#### DATA EXTRACT:

· · · ·

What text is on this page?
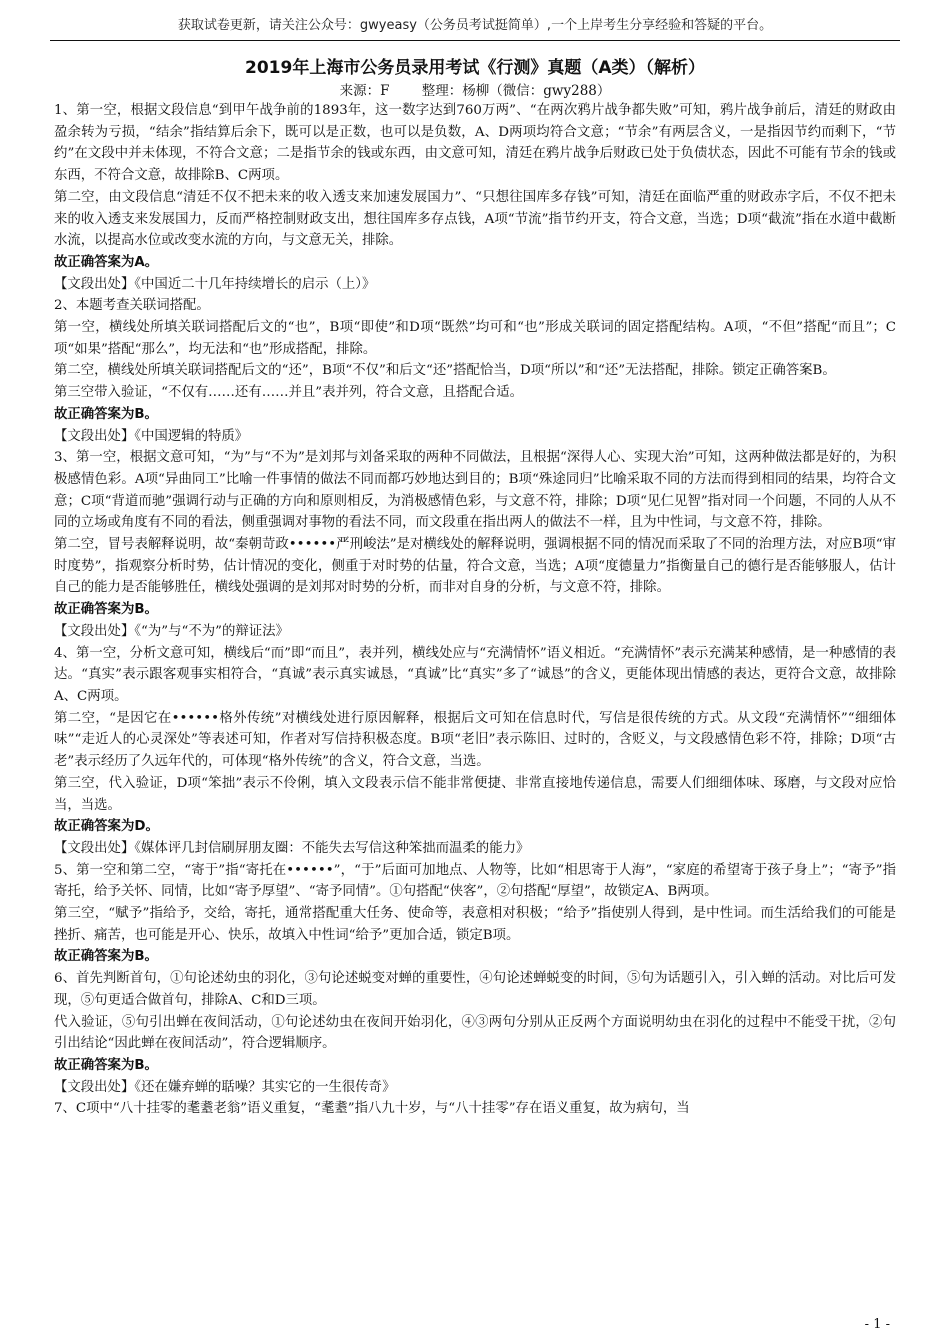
获取试卷更新，请关注公众号：gwyeasy（公务员考试挺简单）,一个上岸考生分享经验和答疑的平台。
2019年上海市公务员录用考试《行测》真题（A类）（解析）
来源：F 整理：杨柳（微信：gwy288）

1、第一空，根据文段信息“到甲午战争前的1893年，这一数字达到760万两”、“在两次鸦片战争都失败”可知，鸦片战争前后，清廷的财政由盈余转为亏损，“结余”指结算后余下，既可以是正数，也可以是负数，A、D两项均符合文意；“节余”有两层含义，一是指因节约而剩下，“节约”在文段中并未体现，不符合文意；二是指节余的钱或东西，由文意可知，清廷在鸦片战争后财政已处于负债状态，因此不可能有节余的钱或东西，不符合文意，故排除B、C两项。

第二空，由文段信息“清廷不仅不把未来的收入透支来加速发展国力”、“只想往国库多存钱”可知，清廷在面临严重的财政赤字后，不仅不把未来的收入透支来发展国力，反而严格控制财政支出，想往国库多存点钱，A项“节流”指节约开支，符合文意，当选；D项“截流”指在水道中截断水流，以提高水位或改变水流的方向，与文意无关，排除。

故正确答案为A。

【文段出处】《中国近二十几年持续增长的启示（上）》

2、本题考查关联词搭配。

第一空，横线处所填关联词搭配后文的“也”，B项“即使”和D项“既然”均可和“也”形成关联词的固定搭配结构。A项，“不但”搭配“而且”；C项“如果”搭配“那么”，均无法和“也”形成搭配，排除。

第二空，横线处所填关联词搭配后文的“还”，B项“不仅”和后文“还”搭配恰当，D项“所以”和“还”无法搭配，排除。锁定正确答案B。

第三空带入验证，“不仅有……还有……并且”表并列，符合文意，且搭配合适。

故正确答案为B。

【文段出处】《中国逻辑的特质》

3、第一空，根据文意可知，“为”与“不为”是刘邦与刘备采取的两种不同做法，且根据“深得人心、实现大治”可知，这两种做法都是好的，为积极感情色彩。A项“异曲同工”比喻一件事情的做法不同而都巧妙地达到目的；B项“殊途同归”比喻采取不同的方法而得到相同的结果，均符合文意；C项“背道而驰”强调行动与正确的方向和原则相反，为消极感情色彩，与文意不符，排除；D项“见仁见智”指对同一个问题，不同的人从不同的立场或角度有不同的看法，侧重强调对事物的看法不同，而文段重在指出两人的做法不一样，且为中性词，与文意不符，排除。

第二空，冒号表解释说明，故“秦朝苛政••••••严刑峻法”是对横线处的解释说明，强调根据不同的情况而采取了不同的治理方法，对应B项“审时度势”，指观察分析时势，估计情况的变化，侧重于对时势的估量，符合文意，当选；A项“度德量力”指衡量自己的德行是否能够服人，估计自己的能力是否能够胜任，横线处强调的是刘邦对时势的分析，而非对自身的分析，与文意不符，排除。

故正确答案为B。

【文段出处】《“为”与“不为”的辩证法》

4、第一空，分析文意可知，横线后“而”即“而且”，表并列，横线处应与“充满情怀”语义相近。“充满情怀”表示充满某种感情，是一种感情的表达。“真实”表示跟客观事实相符合，“真诚”表示真实诚恳，“真诚”比“真实”多了“诚恳”的含义，更能体现出情感的表达，更符合文意，故排除A、C两项。

第二空，“是因它在••••••格外传统”对横线处进行原因解释，根据后文可知在信息时代，写信是很传统的方式。从文段“充满情怀”“细细体味”“走近人的心灵深处”等表述可知，作者对写信持积极态度。B项“老旧”表示陈旧、过时的，含贬义，与文段感情色彩不符，排除；D项“古老”表示经历了久远年代的，可体现“格外传统”的含义，符合文意，当选。

第三空，代入验证，D项“笨拙”表示不伶俐，填入文段表示信不能非常便捷、非常直接地传递信息，需要人们细细体味、琢磨，与文段对应恰当，当选。

故正确答案为D。

【文段出处】《媒体评几封信刷屏朋友圈：不能失去写信这种笨拙而温柔的能力》

5、第一空和第二空，“寄于”指“寄托在••••••”，“于”后面可加地点、人物等，比如“相思寄于人海”，“家庭的希望寄于孩子身上”；“寄予”指寄托，给予关怀、同情，比如“寄予厚望”、“寄予同情”。①句搭配“侠客”，②句搭配“厚望”，故锁定A、B两项。

第三空，“赋予”指给予，交给，寄托，通常搭配重大任务、使命等，表意相对积极；“给予”指使别人得到，是中性词。而生活给我们的可能是挫折、痛苦，也可能是开心、快乐，故填入中性词“给予”更加合适，锁定B项。

故正确答案为B。

6、首先判断首句，①句论述幼虫的羽化，③句论述蜕变对蝉的重要性，④句论述蝉蜕变的时间，⑤句为话题引入，引入蝉的活动。对比后可发现，⑤句更适合做首句，排除A、C和D三项。

代入验证，⑤句引出蝉在夜间活动，①句论述幼虫在夜间开始羽化，④③两句分别从正反两个方面说明幼虫在羽化的过程中不能受干扰，②句引出结论“因此蝉在夜间活动”，符合逻辑顺序。

故正确答案为B。

【文段出处】《还在嫌弃蝉的聒噪？其实它的一生很传奇》

7、C项中“八十挂零的耄耋老翁”语义重复，“耄耋”指八九十岁，与“八十挂零”存在语义重复，故为病句，当

- 1 -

· · · ·

#### EXERCISE INSTRUCTIONS:
Go through the records and gather the lines that hold "充满情怀".

#### SOLUTION FOR THIS PROBLEM:
4、第一空，分析文意可知，横线后“而”即“而且”，表并列，横线处应与“充满情怀”语义相近。“充满情怀”表示充满某种感情，是一种感情的表达。“真实”表示跟客观事实相符合，“真诚”表示真实诚恳，“真诚”比“真实”多了“诚恳”的含义，更能体现出情感的表达，更符合文意，故排除A、C两项。
第二空，“是因它在••••••格外传统”对横线处进行原因解释，根据后文可知在信息时代，写信是很传统的方式。从文段“充满情怀”“细细体味”“走近人的心灵深处”等表述可知，作者对写信持积极态度。B项“老旧”表示陈旧、过时的，含贬义，与文段感情色彩不符，排除；D项“古老”表示经历了久远年代的，可体现“格外传统”的含义，符合文意，当选。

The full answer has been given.